_What this task involves_
Repeat the data below exactly, dropping any pictures it holds.

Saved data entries
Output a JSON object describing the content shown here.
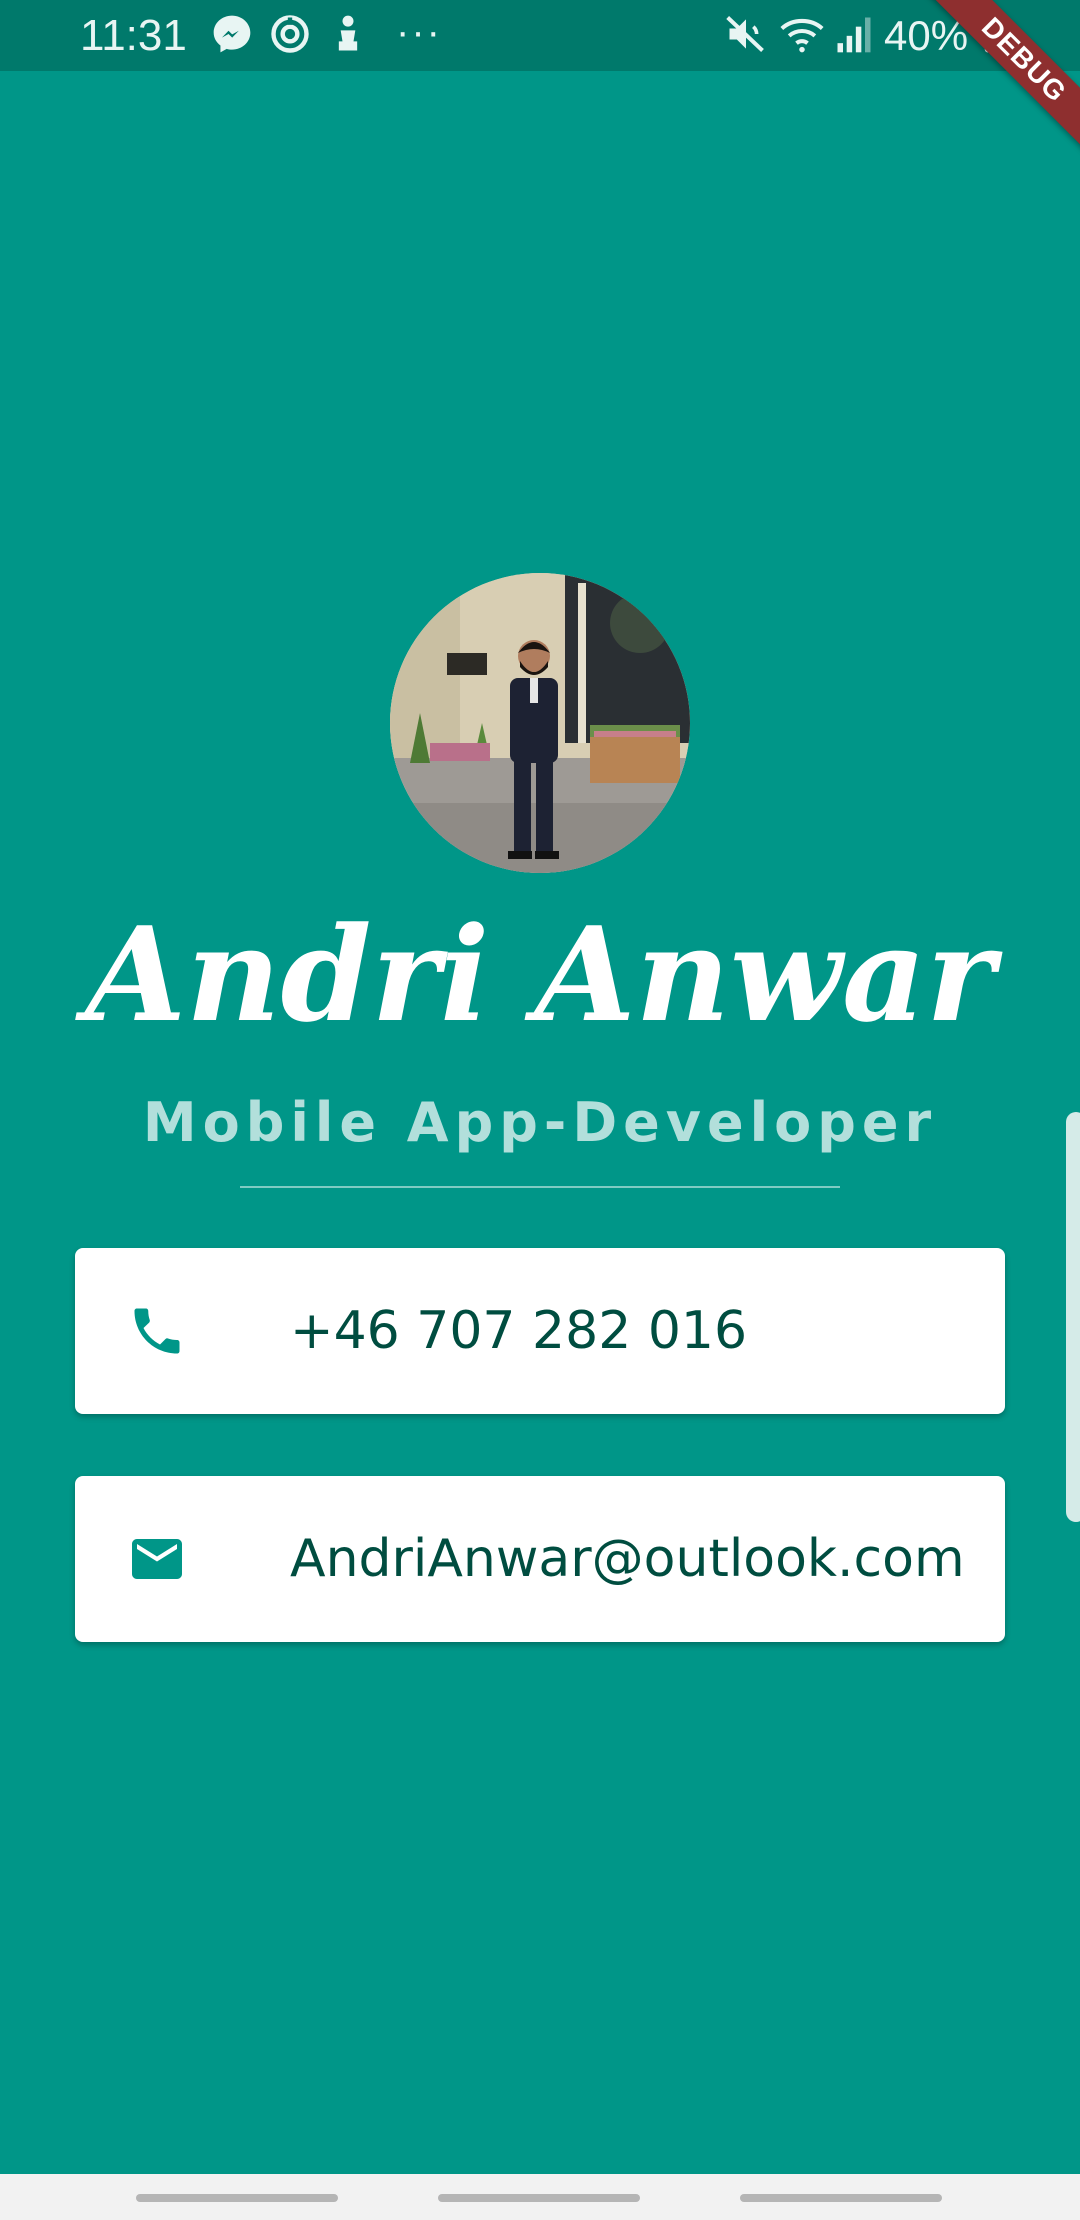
{
  "status_bar": {
    "time": "11:31",
    "more_indicator": "···",
    "battery_percent": "40%",
    "icons": [
      "messenger-icon",
      "sync-icon",
      "notification-app-icon",
      "mute-icon",
      "wifi-icon",
      "signal-icon",
      "battery-icon"
    ]
  },
  "debug_banner": {
    "label": "DEBUG"
  },
  "profile": {
    "name": "Andri Anwar",
    "role": "Mobile App-Developer"
  },
  "contacts": {
    "phone": "+46 707 282 016",
    "email": "AndriAnwar@outlook.com"
  },
  "colors": {
    "background": "#009688",
    "status_bar": "#00796b",
    "card": "#ffffff",
    "icon": "#009688",
    "text": "#004d40",
    "role_text": "#b2dfdb"
  }
}
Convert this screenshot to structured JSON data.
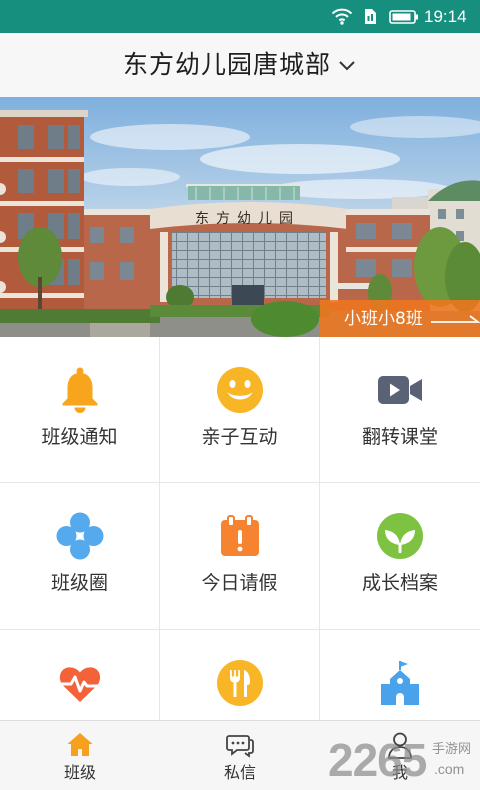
{
  "status_bar": {
    "time": "19:14",
    "icons": [
      "wifi-icon",
      "sim-card-icon",
      "battery-icon"
    ],
    "background": "#178f7f"
  },
  "header": {
    "title": "东方幼儿园唐城部",
    "dropdown_icon": "chevron-down-icon"
  },
  "banner": {
    "building_sign": "东方幼儿园",
    "class_label": "小班小8班",
    "class_arrow_icon": "long-arrow-right-icon",
    "label_color": "#ee761e"
  },
  "grid": {
    "items": [
      {
        "label": "班级通知",
        "icon": "bell-icon",
        "color": "#f7a51c"
      },
      {
        "label": "亲子互动",
        "icon": "smiley-icon",
        "color": "#f8b526"
      },
      {
        "label": "翻转课堂",
        "icon": "video-camera-icon",
        "color": "#5a6375"
      },
      {
        "label": "班级圈",
        "icon": "flower-icon",
        "color": "#55aaee"
      },
      {
        "label": "今日请假",
        "icon": "calendar-alert-icon",
        "color": "#f5832f"
      },
      {
        "label": "成长档案",
        "icon": "sprout-icon",
        "color": "#7ec242"
      },
      {
        "icon": "heart-pulse-icon",
        "color": "#f4623a"
      },
      {
        "icon": "fork-knife-icon",
        "color": "#f8b526"
      },
      {
        "icon": "school-icon",
        "color": "#4aa3ea"
      }
    ]
  },
  "tab_bar": {
    "active_color": "#f5a01f",
    "tabs": [
      {
        "label": "班级",
        "icon": "home-icon",
        "active": true
      },
      {
        "label": "私信",
        "icon": "chat-icon",
        "active": false
      },
      {
        "label": "我",
        "icon": "person-icon",
        "active": false
      }
    ]
  },
  "watermark": {
    "number": "2265",
    "site": "手游网",
    "domain": ".com"
  }
}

_Full solution_
Output a JSON object describing the content shown here.
{
  "status_bar": {
    "time": "11:31",
    "more_indicator": "···",
    "battery_percent": "40%",
    "icons": [
      "messenger-icon",
      "sync-icon",
      "notification-app-icon",
      "mute-icon",
      "wifi-icon",
      "signal-icon",
      "battery-icon"
    ]
  },
  "debug_banner": {
    "label": "DEBUG"
  },
  "profile": {
    "name": "Andri Anwar",
    "role": "Mobile App-Developer"
  },
  "contacts": {
    "phone": "+46 707 282 016",
    "email": "AndriAnwar@outlook.com"
  },
  "colors": {
    "background": "#009688",
    "status_bar": "#00796b",
    "card": "#ffffff",
    "icon": "#009688",
    "text": "#004d40",
    "role_text": "#b2dfdb"
  }
}
Convert this screenshot to structured JSON data.
{
  "status_bar": {
    "time": "19:14",
    "icons": [
      "wifi-icon",
      "sim-card-icon",
      "battery-icon"
    ],
    "background": "#178f7f"
  },
  "header": {
    "title": "东方幼儿园唐城部",
    "dropdown_icon": "chevron-down-icon"
  },
  "banner": {
    "building_sign": "东方幼儿园",
    "class_label": "小班小8班",
    "class_arrow_icon": "long-arrow-right-icon",
    "label_color": "#ee761e"
  },
  "grid": {
    "items": [
      {
        "label": "班级通知",
        "icon": "bell-icon",
        "color": "#f7a51c"
      },
      {
        "label": "亲子互动",
        "icon": "smiley-icon",
        "color": "#f8b526"
      },
      {
        "label": "翻转课堂",
        "icon": "video-camera-icon",
        "color": "#5a6375"
      },
      {
        "label": "班级圈",
        "icon": "flower-icon",
        "color": "#55aaee"
      },
      {
        "label": "今日请假",
        "icon": "calendar-alert-icon",
        "color": "#f5832f"
      },
      {
        "label": "成长档案",
        "icon": "sprout-icon",
        "color": "#7ec242"
      },
      {
        "icon": "heart-pulse-icon",
        "color": "#f4623a"
      },
      {
        "icon": "fork-knife-icon",
        "color": "#f8b526"
      },
      {
        "icon": "school-icon",
        "color": "#4aa3ea"
      }
    ]
  },
  "tab_bar": {
    "active_color": "#f5a01f",
    "tabs": [
      {
        "label": "班级",
        "icon": "home-icon",
        "active": true
      },
      {
        "label": "私信",
        "icon": "chat-icon",
        "active": false
      },
      {
        "label": "我",
        "icon": "person-icon",
        "active": false
      }
    ]
  },
  "watermark": {
    "number": "2265",
    "site": "手游网",
    "domain": ".com"
  }
}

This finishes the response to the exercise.